## Task instructions
In the material below, find each line holding the string "title" and copy it.

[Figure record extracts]

◇ ◇ ◇ ◇ ◇ ◇ ◇

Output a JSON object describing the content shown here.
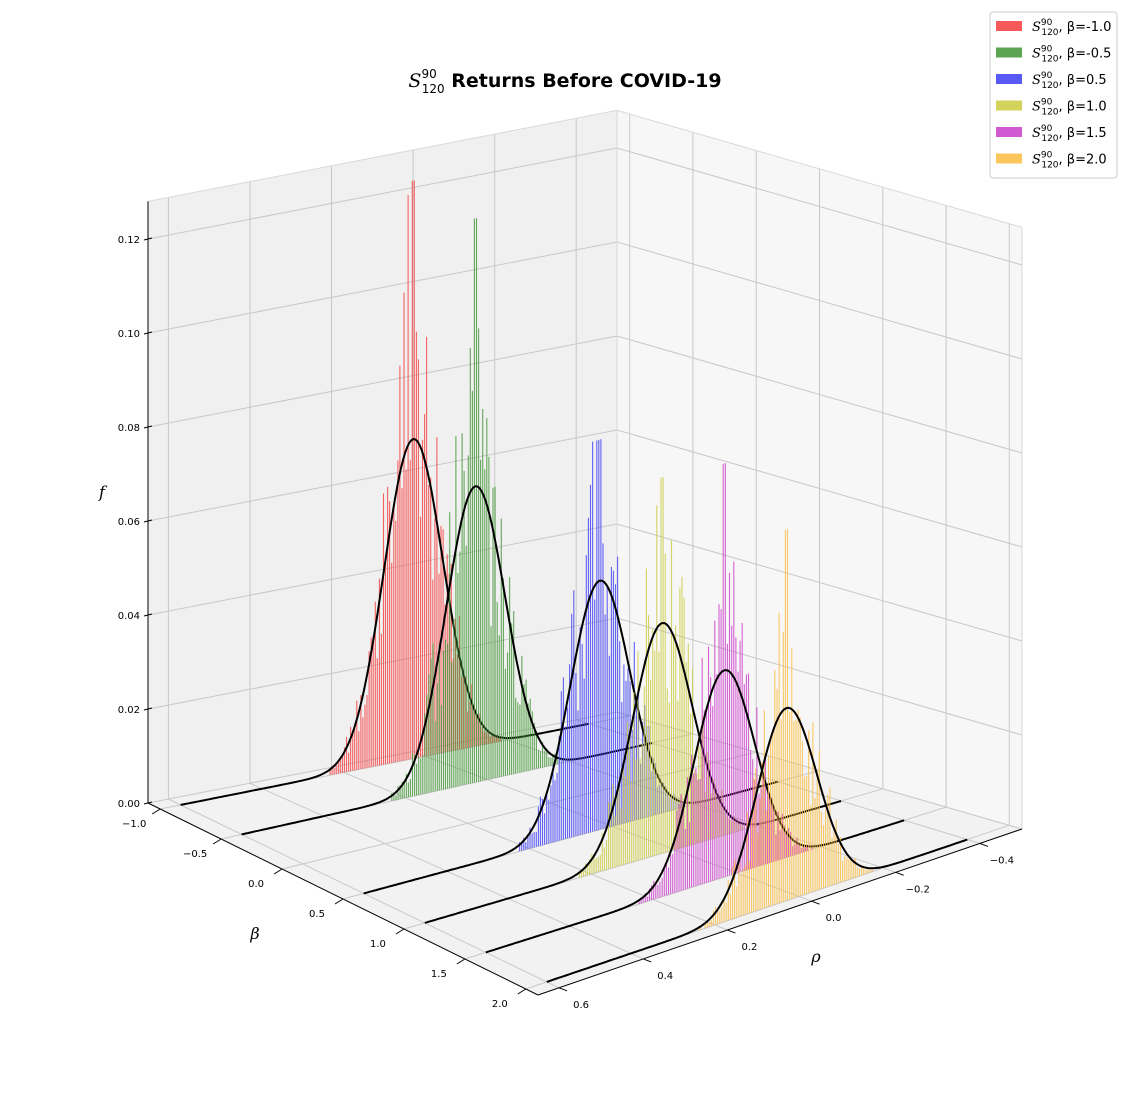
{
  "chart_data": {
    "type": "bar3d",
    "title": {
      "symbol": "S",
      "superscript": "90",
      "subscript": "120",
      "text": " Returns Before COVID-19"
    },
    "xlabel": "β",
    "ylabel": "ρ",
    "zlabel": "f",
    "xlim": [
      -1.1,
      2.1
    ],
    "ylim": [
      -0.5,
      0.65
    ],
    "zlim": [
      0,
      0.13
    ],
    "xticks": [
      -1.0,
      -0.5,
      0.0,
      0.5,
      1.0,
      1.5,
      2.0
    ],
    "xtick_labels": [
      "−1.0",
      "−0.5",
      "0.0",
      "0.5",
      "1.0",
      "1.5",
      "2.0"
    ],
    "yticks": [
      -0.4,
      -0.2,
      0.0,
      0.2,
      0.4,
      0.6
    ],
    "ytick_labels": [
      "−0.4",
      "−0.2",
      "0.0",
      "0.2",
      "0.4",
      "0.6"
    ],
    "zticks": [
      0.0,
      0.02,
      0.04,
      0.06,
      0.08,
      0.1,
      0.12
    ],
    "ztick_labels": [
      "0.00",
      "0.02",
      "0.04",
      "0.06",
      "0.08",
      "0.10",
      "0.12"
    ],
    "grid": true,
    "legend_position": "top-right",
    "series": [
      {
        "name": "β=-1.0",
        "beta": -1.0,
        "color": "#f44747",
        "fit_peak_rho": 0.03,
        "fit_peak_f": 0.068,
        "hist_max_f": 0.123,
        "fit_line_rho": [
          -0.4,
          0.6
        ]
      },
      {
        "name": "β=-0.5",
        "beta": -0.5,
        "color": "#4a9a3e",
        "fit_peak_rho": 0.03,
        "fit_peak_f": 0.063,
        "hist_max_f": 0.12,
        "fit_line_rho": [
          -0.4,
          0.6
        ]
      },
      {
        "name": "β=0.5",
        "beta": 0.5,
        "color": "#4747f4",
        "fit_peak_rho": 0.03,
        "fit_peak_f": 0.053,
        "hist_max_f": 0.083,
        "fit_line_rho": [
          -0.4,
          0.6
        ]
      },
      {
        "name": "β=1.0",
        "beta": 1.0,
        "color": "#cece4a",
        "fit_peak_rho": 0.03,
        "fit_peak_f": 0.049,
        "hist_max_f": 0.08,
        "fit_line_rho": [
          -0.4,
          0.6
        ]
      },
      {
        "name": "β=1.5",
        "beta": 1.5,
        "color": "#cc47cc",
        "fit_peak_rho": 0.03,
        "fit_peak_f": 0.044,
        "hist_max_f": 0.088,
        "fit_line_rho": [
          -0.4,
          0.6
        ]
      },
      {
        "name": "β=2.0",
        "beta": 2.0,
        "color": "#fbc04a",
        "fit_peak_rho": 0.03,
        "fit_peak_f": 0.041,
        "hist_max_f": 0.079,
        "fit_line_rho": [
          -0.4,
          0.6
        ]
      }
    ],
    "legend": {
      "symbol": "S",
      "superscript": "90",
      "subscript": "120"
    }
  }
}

◇ ◇ ◇ ◇ ◇ ◇ ◇

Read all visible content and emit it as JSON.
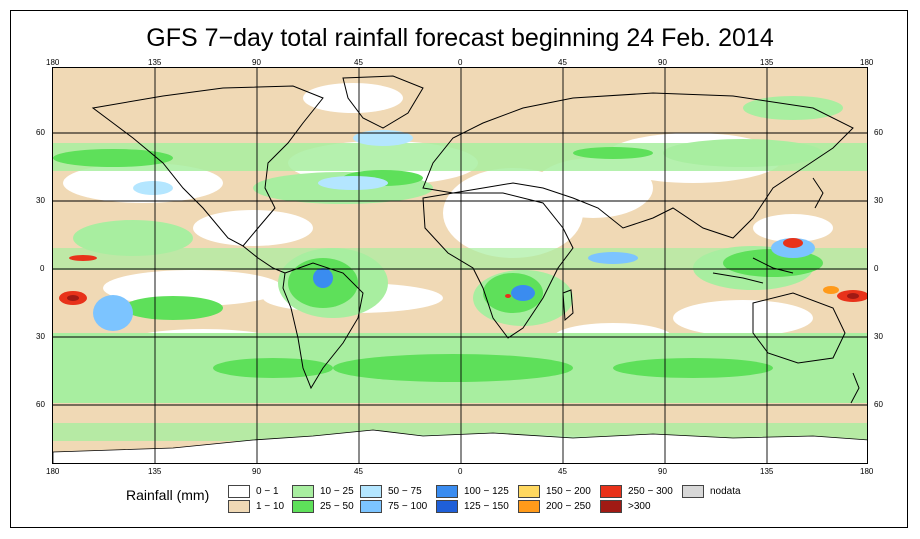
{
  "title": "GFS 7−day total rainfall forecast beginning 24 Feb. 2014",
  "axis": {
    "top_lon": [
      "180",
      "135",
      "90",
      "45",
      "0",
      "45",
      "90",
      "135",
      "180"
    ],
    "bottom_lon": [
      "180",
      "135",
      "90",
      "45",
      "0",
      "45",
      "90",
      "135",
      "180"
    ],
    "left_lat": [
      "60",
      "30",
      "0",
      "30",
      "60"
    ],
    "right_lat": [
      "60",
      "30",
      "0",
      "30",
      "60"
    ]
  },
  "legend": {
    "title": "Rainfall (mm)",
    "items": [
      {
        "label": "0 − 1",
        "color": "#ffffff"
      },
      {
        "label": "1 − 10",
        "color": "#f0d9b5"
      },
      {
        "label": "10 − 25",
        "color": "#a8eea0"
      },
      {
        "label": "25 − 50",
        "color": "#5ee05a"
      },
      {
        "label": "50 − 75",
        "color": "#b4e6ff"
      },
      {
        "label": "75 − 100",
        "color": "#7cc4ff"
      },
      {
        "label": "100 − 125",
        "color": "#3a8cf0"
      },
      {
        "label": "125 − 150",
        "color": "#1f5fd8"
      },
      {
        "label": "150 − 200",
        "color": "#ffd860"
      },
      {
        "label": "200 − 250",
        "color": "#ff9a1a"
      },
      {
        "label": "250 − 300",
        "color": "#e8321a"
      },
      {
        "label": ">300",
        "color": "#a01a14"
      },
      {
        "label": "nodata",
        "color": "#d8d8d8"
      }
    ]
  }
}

◇ ◇ ◇ ◇ ◇ ◇ ◇

## Exercise result
    "title": {
  "title": "GFS 7−day total rainfall forecast beginning 24 Feb. 2014",
    "title": "Rainfall (mm)",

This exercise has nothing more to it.